> [Exercise details]:
Could you output every one of the rows below verbatim, line for line, with the pictures left out?

Layout region rows:

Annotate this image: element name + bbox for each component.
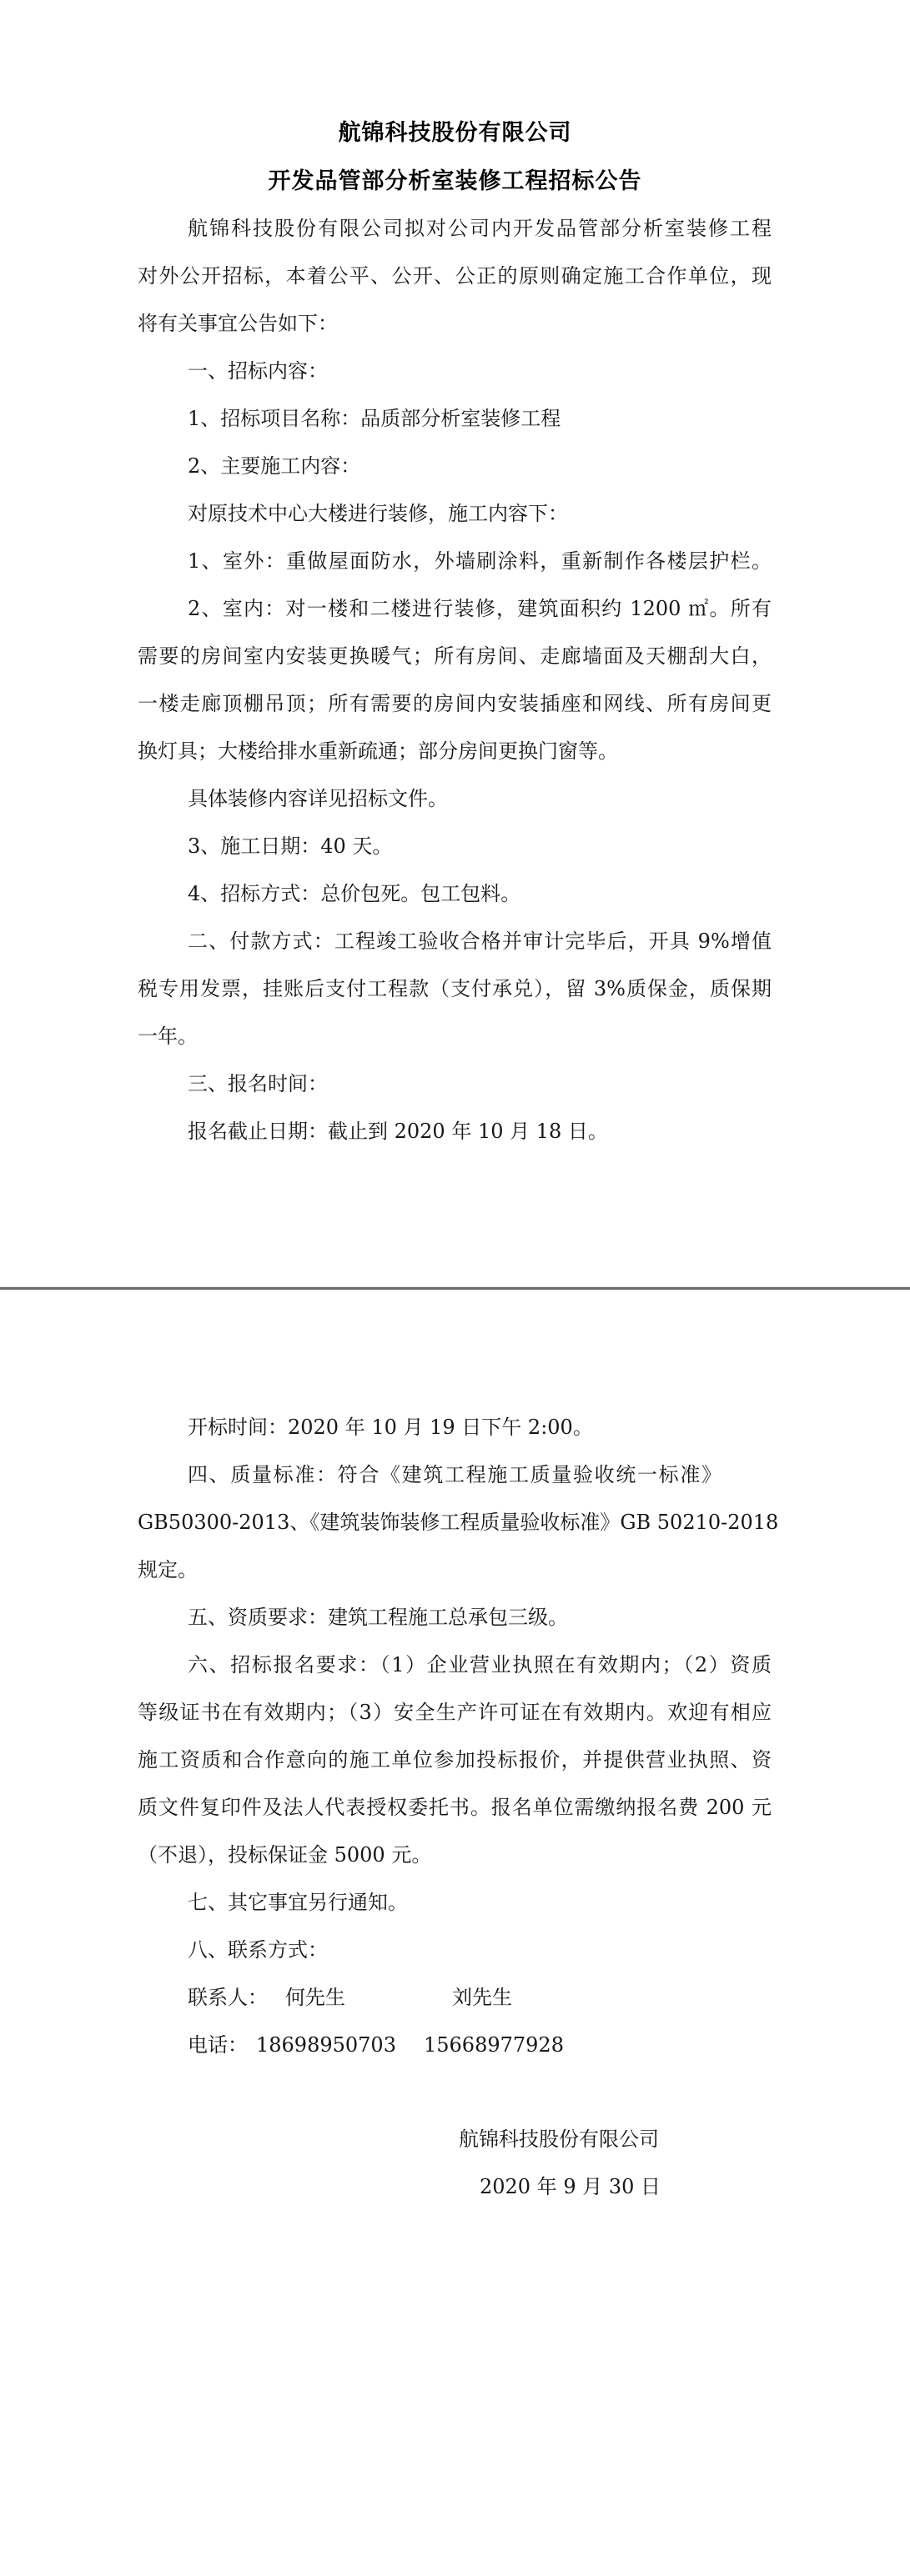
contact-phone-label: 电话： xyxy=(188,2032,248,2057)
quality-standard-line-3: 规定。 xyxy=(138,1557,198,1582)
registration-requirement-line-2: 等级证书在有效期内；（3）安全生产许可证在有效期内。欢迎有相应 xyxy=(138,1700,772,1725)
works-intro: 对原技术中心大楼进行装修，施工内容下： xyxy=(188,501,568,526)
works-indoor-line-2: 需要的房间室内安装更换暖气；所有房间、走廊墙面及天棚刮大白， xyxy=(138,644,772,669)
construction-period: 3、施工日期：40 天。 xyxy=(188,834,392,859)
contact-person-label: 联系人： xyxy=(188,1985,268,2010)
section-3-heading: 三、报名时间： xyxy=(188,1071,328,1096)
contact-person-1: 何先生 xyxy=(285,1985,345,2010)
qualification-requirement: 五、资质要求：建筑工程施工总承包三级。 xyxy=(188,1605,568,1630)
contact-phone-1: 18698950703 xyxy=(256,2032,396,2057)
registration-requirement-line-4: 质文件复印件及法人代表授权委托书。报名单位需缴纳报名费 200 元 xyxy=(138,1795,772,1820)
intro-line-1: 航锦科技股份有限公司拟对公司内开发品管部分析室装修工程 xyxy=(188,216,772,241)
works-indoor-line-3: 一楼走廊顶棚吊顶；所有需要的房间内安装插座和网线、所有房间更 xyxy=(138,691,772,716)
document-page-1: 航锦科技股份有限公司 开发品管部分析室装修工程招标公告 航锦科技股份有限公司拟对… xyxy=(0,0,910,1286)
payment-line-3: 一年。 xyxy=(138,1024,198,1049)
notice-title: 开发品管部分析室装修工程招标公告 xyxy=(0,168,910,195)
quality-standard-line-2: GB50300-2013、《建筑装饰装修工程质量验收标准》GB 50210-20… xyxy=(138,1510,721,1535)
works-indoor-line-1: 2、室内：对一楼和二楼进行装修，建筑面积约 1200 ㎡。所有 xyxy=(188,596,772,621)
signature-company: 航锦科技股份有限公司 xyxy=(459,2127,659,2152)
main-works-heading: 2、主要施工内容： xyxy=(188,454,360,479)
payment-line-1: 二、付款方式：工程竣工验收合格并审计完毕后，开具 9%增值 xyxy=(188,929,772,954)
payment-line-2: 税专用发票，挂账后支付工程款（支付承兑），留 3%质保金，质保期 xyxy=(138,976,772,1001)
intro-line-2: 对外公开招标，本着公平、公开、公正的原则确定施工合作单位，现 xyxy=(138,263,772,288)
bidding-method: 4、招标方式：总价包死。包工包料。 xyxy=(188,881,520,906)
signature-date: 2020 年 9 月 30 日 xyxy=(480,2174,661,2199)
contact-phone-2: 15668977928 xyxy=(424,2032,564,2057)
registration-deadline: 报名截止日期：截止到 2020 年 10 月 18 日。 xyxy=(188,1119,608,1144)
quality-standard-line-1: 四、质量标准：符合《建筑工程施工质量验收统一标准》 xyxy=(188,1462,721,1487)
contact-person-2: 刘先生 xyxy=(452,1985,512,2010)
intro-line-3: 将有关事宜公告如下： xyxy=(138,311,338,336)
registration-requirement-line-1: 六、招标报名要求：（1）企业营业执照在有效期内；（2）资质 xyxy=(188,1652,772,1677)
bid-opening-time: 开标时间：2020 年 10 月 19 日下午 2:00。 xyxy=(188,1415,593,1440)
details-reference: 具体装修内容详见招标文件。 xyxy=(188,786,448,811)
contact-heading: 八、联系方式： xyxy=(188,1937,328,1962)
section-1-heading: 一、招标内容： xyxy=(188,358,328,383)
works-indoor-line-4: 换灯具；大楼给排水重新疏通；部分房间更换门窗等。 xyxy=(138,739,618,764)
registration-requirement-line-3: 施工资质和合作意向的施工单位参加投标报价，并提供营业执照、资 xyxy=(138,1747,772,1772)
other-matters: 七、其它事宜另行通知。 xyxy=(188,1890,408,1915)
works-outdoor: 1、室外：重做屋面防水，外墙刷涂料，重新制作各楼层护栏。 xyxy=(188,549,772,574)
registration-requirement-line-5: （不退），投标保证金 5000 元。 xyxy=(138,1842,431,1867)
company-title: 航锦科技股份有限公司 xyxy=(0,120,910,147)
project-name: 1、招标项目名称：品质部分析室装修工程 xyxy=(188,406,561,431)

> [Result of the task]:
Annotate this image: element name + bbox for each component.
contact-phone-label: 电话： xyxy=(188,2032,248,2057)
quality-standard-line-3: 规定。 xyxy=(138,1557,198,1582)
registration-requirement-line-2: 等级证书在有效期内；（3）安全生产许可证在有效期内。欢迎有相应 xyxy=(138,1700,772,1725)
works-intro: 对原技术中心大楼进行装修，施工内容下： xyxy=(188,501,568,526)
works-indoor-line-2: 需要的房间室内安装更换暖气；所有房间、走廊墙面及天棚刮大白， xyxy=(138,644,772,669)
construction-period: 3、施工日期：40 天。 xyxy=(188,834,392,859)
contact-person-label: 联系人： xyxy=(188,1985,268,2010)
section-3-heading: 三、报名时间： xyxy=(188,1071,328,1096)
contact-person-1: 何先生 xyxy=(285,1985,345,2010)
qualification-requirement: 五、资质要求：建筑工程施工总承包三级。 xyxy=(188,1605,568,1630)
contact-phone-1: 18698950703 xyxy=(256,2032,396,2057)
registration-requirement-line-4: 质文件复印件及法人代表授权委托书。报名单位需缴纳报名费 200 元 xyxy=(138,1795,772,1820)
intro-line-1: 航锦科技股份有限公司拟对公司内开发品管部分析室装修工程 xyxy=(188,216,772,241)
works-indoor-line-3: 一楼走廊顶棚吊顶；所有需要的房间内安装插座和网线、所有房间更 xyxy=(138,691,772,716)
document-page-1: 航锦科技股份有限公司 开发品管部分析室装修工程招标公告 航锦科技股份有限公司拟对… xyxy=(0,0,910,1286)
payment-line-3: 一年。 xyxy=(138,1024,198,1049)
notice-title: 开发品管部分析室装修工程招标公告 xyxy=(0,168,910,195)
quality-standard-line-2: GB50300-2013、《建筑装饰装修工程质量验收标准》GB 50210-20… xyxy=(138,1510,721,1535)
works-indoor-line-1: 2、室内：对一楼和二楼进行装修，建筑面积约 1200 ㎡。所有 xyxy=(188,596,772,621)
signature-company: 航锦科技股份有限公司 xyxy=(459,2127,659,2152)
main-works-heading: 2、主要施工内容： xyxy=(188,454,360,479)
payment-line-1: 二、付款方式：工程竣工验收合格并审计完毕后，开具 9%增值 xyxy=(188,929,772,954)
payment-line-2: 税专用发票，挂账后支付工程款（支付承兑），留 3%质保金，质保期 xyxy=(138,976,772,1001)
intro-line-2: 对外公开招标，本着公平、公开、公正的原则确定施工合作单位，现 xyxy=(138,263,772,288)
bidding-method: 4、招标方式：总价包死。包工包料。 xyxy=(188,881,520,906)
signature-date: 2020 年 9 月 30 日 xyxy=(480,2174,661,2199)
contact-phone-2: 15668977928 xyxy=(424,2032,564,2057)
registration-deadline: 报名截止日期：截止到 2020 年 10 月 18 日。 xyxy=(188,1119,608,1144)
quality-standard-line-1: 四、质量标准：符合《建筑工程施工质量验收统一标准》 xyxy=(188,1462,721,1487)
contact-person-2: 刘先生 xyxy=(452,1985,512,2010)
intro-line-3: 将有关事宜公告如下： xyxy=(138,311,338,336)
registration-requirement-line-1: 六、招标报名要求：（1）企业营业执照在有效期内；（2）资质 xyxy=(188,1652,772,1677)
bid-opening-time: 开标时间：2020 年 10 月 19 日下午 2:00。 xyxy=(188,1415,593,1440)
details-reference: 具体装修内容详见招标文件。 xyxy=(188,786,448,811)
contact-heading: 八、联系方式： xyxy=(188,1937,328,1962)
section-1-heading: 一、招标内容： xyxy=(188,358,328,383)
works-indoor-line-4: 换灯具；大楼给排水重新疏通；部分房间更换门窗等。 xyxy=(138,739,618,764)
registration-requirement-line-3: 施工资质和合作意向的施工单位参加投标报价，并提供营业执照、资 xyxy=(138,1747,772,1772)
other-matters: 七、其它事宜另行通知。 xyxy=(188,1890,408,1915)
works-outdoor: 1、室外：重做屋面防水，外墙刷涂料，重新制作各楼层护栏。 xyxy=(188,549,772,574)
registration-requirement-line-5: （不退），投标保证金 5000 元。 xyxy=(138,1842,431,1867)
company-title: 航锦科技股份有限公司 xyxy=(0,120,910,147)
project-name: 1、招标项目名称：品质部分析室装修工程 xyxy=(188,406,561,431)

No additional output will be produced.